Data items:
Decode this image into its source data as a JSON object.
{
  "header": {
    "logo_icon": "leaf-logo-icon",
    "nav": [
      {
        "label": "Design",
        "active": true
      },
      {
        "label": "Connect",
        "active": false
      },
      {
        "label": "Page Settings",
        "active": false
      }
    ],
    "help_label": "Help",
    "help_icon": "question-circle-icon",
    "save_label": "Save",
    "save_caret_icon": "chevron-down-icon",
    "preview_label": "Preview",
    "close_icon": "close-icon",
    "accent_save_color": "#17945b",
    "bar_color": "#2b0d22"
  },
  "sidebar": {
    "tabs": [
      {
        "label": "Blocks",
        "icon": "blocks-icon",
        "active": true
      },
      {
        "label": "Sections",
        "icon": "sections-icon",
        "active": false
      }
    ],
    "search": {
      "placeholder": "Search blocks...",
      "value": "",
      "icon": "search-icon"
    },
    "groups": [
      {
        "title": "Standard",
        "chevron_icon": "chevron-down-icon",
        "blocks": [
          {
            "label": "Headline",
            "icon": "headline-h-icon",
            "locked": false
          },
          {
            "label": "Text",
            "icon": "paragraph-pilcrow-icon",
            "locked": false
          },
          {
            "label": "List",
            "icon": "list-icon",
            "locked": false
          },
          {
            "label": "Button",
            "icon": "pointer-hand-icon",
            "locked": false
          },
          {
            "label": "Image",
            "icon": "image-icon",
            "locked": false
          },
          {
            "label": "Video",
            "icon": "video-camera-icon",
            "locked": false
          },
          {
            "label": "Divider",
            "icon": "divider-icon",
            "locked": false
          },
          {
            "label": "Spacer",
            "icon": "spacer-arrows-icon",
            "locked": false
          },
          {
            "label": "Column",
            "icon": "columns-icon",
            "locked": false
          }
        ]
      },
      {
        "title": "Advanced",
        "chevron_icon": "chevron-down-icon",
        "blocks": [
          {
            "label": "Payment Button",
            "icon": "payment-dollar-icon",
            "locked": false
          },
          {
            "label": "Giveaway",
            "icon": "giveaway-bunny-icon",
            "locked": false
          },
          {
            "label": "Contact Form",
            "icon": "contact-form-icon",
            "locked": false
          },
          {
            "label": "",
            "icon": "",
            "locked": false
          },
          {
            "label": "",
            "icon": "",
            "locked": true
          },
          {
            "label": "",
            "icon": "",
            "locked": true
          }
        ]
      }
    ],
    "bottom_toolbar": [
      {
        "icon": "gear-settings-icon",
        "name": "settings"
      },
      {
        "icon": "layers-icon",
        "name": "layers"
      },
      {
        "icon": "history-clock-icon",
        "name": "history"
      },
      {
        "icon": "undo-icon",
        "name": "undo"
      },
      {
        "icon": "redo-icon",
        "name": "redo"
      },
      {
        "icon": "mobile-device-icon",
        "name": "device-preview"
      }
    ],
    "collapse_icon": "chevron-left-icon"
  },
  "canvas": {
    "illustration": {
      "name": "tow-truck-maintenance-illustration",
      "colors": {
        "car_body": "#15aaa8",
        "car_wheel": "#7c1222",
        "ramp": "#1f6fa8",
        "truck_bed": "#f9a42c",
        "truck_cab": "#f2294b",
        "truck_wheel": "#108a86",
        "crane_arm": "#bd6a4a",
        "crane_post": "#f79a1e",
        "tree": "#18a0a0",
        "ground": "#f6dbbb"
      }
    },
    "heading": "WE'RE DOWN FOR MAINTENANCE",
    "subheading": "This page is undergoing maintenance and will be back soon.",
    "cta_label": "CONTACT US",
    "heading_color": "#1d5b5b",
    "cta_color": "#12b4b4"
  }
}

[GOAL] All entries shown above should be printed again exactly.

[TASK RESPONSE]
Decode this image into its source data as a JSON object.
{
  "header": {
    "logo_icon": "leaf-logo-icon",
    "nav": [
      {
        "label": "Design",
        "active": true
      },
      {
        "label": "Connect",
        "active": false
      },
      {
        "label": "Page Settings",
        "active": false
      }
    ],
    "help_label": "Help",
    "help_icon": "question-circle-icon",
    "save_label": "Save",
    "save_caret_icon": "chevron-down-icon",
    "preview_label": "Preview",
    "close_icon": "close-icon",
    "accent_save_color": "#17945b",
    "bar_color": "#2b0d22"
  },
  "sidebar": {
    "tabs": [
      {
        "label": "Blocks",
        "icon": "blocks-icon",
        "active": true
      },
      {
        "label": "Sections",
        "icon": "sections-icon",
        "active": false
      }
    ],
    "search": {
      "placeholder": "Search blocks...",
      "value": "",
      "icon": "search-icon"
    },
    "groups": [
      {
        "title": "Standard",
        "chevron_icon": "chevron-down-icon",
        "blocks": [
          {
            "label": "Headline",
            "icon": "headline-h-icon",
            "locked": false
          },
          {
            "label": "Text",
            "icon": "paragraph-pilcrow-icon",
            "locked": false
          },
          {
            "label": "List",
            "icon": "list-icon",
            "locked": false
          },
          {
            "label": "Button",
            "icon": "pointer-hand-icon",
            "locked": false
          },
          {
            "label": "Image",
            "icon": "image-icon",
            "locked": false
          },
          {
            "label": "Video",
            "icon": "video-camera-icon",
            "locked": false
          },
          {
            "label": "Divider",
            "icon": "divider-icon",
            "locked": false
          },
          {
            "label": "Spacer",
            "icon": "spacer-arrows-icon",
            "locked": false
          },
          {
            "label": "Column",
            "icon": "columns-icon",
            "locked": false
          }
        ]
      },
      {
        "title": "Advanced",
        "chevron_icon": "chevron-down-icon",
        "blocks": [
          {
            "label": "Payment Button",
            "icon": "payment-dollar-icon",
            "locked": false
          },
          {
            "label": "Giveaway",
            "icon": "giveaway-bunny-icon",
            "locked": false
          },
          {
            "label": "Contact Form",
            "icon": "contact-form-icon",
            "locked": false
          },
          {
            "label": "",
            "icon": "",
            "locked": false
          },
          {
            "label": "",
            "icon": "",
            "locked": true
          },
          {
            "label": "",
            "icon": "",
            "locked": true
          }
        ]
      }
    ],
    "bottom_toolbar": [
      {
        "icon": "gear-settings-icon",
        "name": "settings"
      },
      {
        "icon": "layers-icon",
        "name": "layers"
      },
      {
        "icon": "history-clock-icon",
        "name": "history"
      },
      {
        "icon": "undo-icon",
        "name": "undo"
      },
      {
        "icon": "redo-icon",
        "name": "redo"
      },
      {
        "icon": "mobile-device-icon",
        "name": "device-preview"
      }
    ],
    "collapse_icon": "chevron-left-icon"
  },
  "canvas": {
    "illustration": {
      "name": "tow-truck-maintenance-illustration",
      "colors": {
        "car_body": "#15aaa8",
        "car_wheel": "#7c1222",
        "ramp": "#1f6fa8",
        "truck_bed": "#f9a42c",
        "truck_cab": "#f2294b",
        "truck_wheel": "#108a86",
        "crane_arm": "#bd6a4a",
        "crane_post": "#f79a1e",
        "tree": "#18a0a0",
        "ground": "#f6dbbb"
      }
    },
    "heading": "WE'RE DOWN FOR MAINTENANCE",
    "subheading": "This page is undergoing maintenance and will be back soon.",
    "cta_label": "CONTACT US",
    "heading_color": "#1d5b5b",
    "cta_color": "#12b4b4"
  }
}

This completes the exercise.